DIRECTIVE:
The records below must be output exactly, without pictures.
::::
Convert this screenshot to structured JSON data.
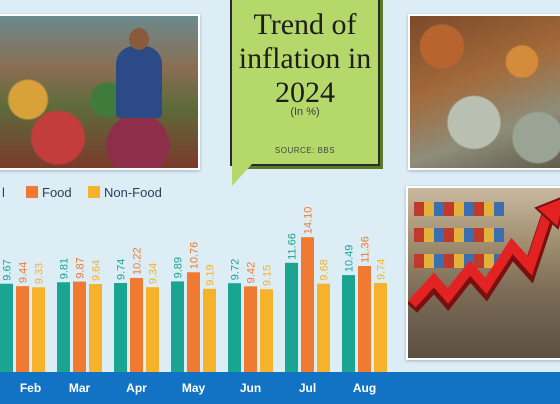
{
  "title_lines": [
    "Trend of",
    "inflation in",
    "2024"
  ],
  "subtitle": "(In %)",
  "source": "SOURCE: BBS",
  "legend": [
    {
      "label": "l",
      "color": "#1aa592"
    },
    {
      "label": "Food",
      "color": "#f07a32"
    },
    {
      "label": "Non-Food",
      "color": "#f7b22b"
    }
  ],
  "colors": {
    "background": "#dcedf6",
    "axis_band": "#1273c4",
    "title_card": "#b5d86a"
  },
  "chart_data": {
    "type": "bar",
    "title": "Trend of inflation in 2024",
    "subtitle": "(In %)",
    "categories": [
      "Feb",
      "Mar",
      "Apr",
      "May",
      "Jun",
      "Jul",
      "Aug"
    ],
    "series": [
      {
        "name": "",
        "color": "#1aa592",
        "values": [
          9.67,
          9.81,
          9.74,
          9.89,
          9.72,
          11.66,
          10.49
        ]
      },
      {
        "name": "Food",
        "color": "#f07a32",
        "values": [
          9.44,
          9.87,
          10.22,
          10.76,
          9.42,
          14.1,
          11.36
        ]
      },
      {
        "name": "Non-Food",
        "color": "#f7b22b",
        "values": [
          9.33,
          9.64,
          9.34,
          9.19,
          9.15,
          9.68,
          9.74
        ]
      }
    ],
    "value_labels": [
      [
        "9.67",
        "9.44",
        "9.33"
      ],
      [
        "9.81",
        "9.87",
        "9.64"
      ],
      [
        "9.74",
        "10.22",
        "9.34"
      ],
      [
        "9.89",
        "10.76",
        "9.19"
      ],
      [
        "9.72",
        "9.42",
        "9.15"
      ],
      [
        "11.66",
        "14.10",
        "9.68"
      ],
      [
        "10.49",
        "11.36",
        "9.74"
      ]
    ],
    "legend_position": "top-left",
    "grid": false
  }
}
::::
ANSWER FOR THE TASK:
Convert this screenshot to structured JSON data.
{
  "title_lines": [
    "Trend of",
    "inflation in",
    "2024"
  ],
  "subtitle": "(In %)",
  "source": "SOURCE: BBS",
  "legend": [
    {
      "label": "l",
      "color": "#1aa592"
    },
    {
      "label": "Food",
      "color": "#f07a32"
    },
    {
      "label": "Non-Food",
      "color": "#f7b22b"
    }
  ],
  "colors": {
    "background": "#dcedf6",
    "axis_band": "#1273c4",
    "title_card": "#b5d86a"
  },
  "chart_data": {
    "type": "bar",
    "title": "Trend of inflation in 2024",
    "subtitle": "(In %)",
    "categories": [
      "Feb",
      "Mar",
      "Apr",
      "May",
      "Jun",
      "Jul",
      "Aug"
    ],
    "series": [
      {
        "name": "",
        "color": "#1aa592",
        "values": [
          9.67,
          9.81,
          9.74,
          9.89,
          9.72,
          11.66,
          10.49
        ]
      },
      {
        "name": "Food",
        "color": "#f07a32",
        "values": [
          9.44,
          9.87,
          10.22,
          10.76,
          9.42,
          14.1,
          11.36
        ]
      },
      {
        "name": "Non-Food",
        "color": "#f7b22b",
        "values": [
          9.33,
          9.64,
          9.34,
          9.19,
          9.15,
          9.68,
          9.74
        ]
      }
    ],
    "value_labels": [
      [
        "9.67",
        "9.44",
        "9.33"
      ],
      [
        "9.81",
        "9.87",
        "9.64"
      ],
      [
        "9.74",
        "10.22",
        "9.34"
      ],
      [
        "9.89",
        "10.76",
        "9.19"
      ],
      [
        "9.72",
        "9.42",
        "9.15"
      ],
      [
        "11.66",
        "14.10",
        "9.68"
      ],
      [
        "10.49",
        "11.36",
        "9.74"
      ]
    ],
    "legend_position": "top-left",
    "grid": false
  }
}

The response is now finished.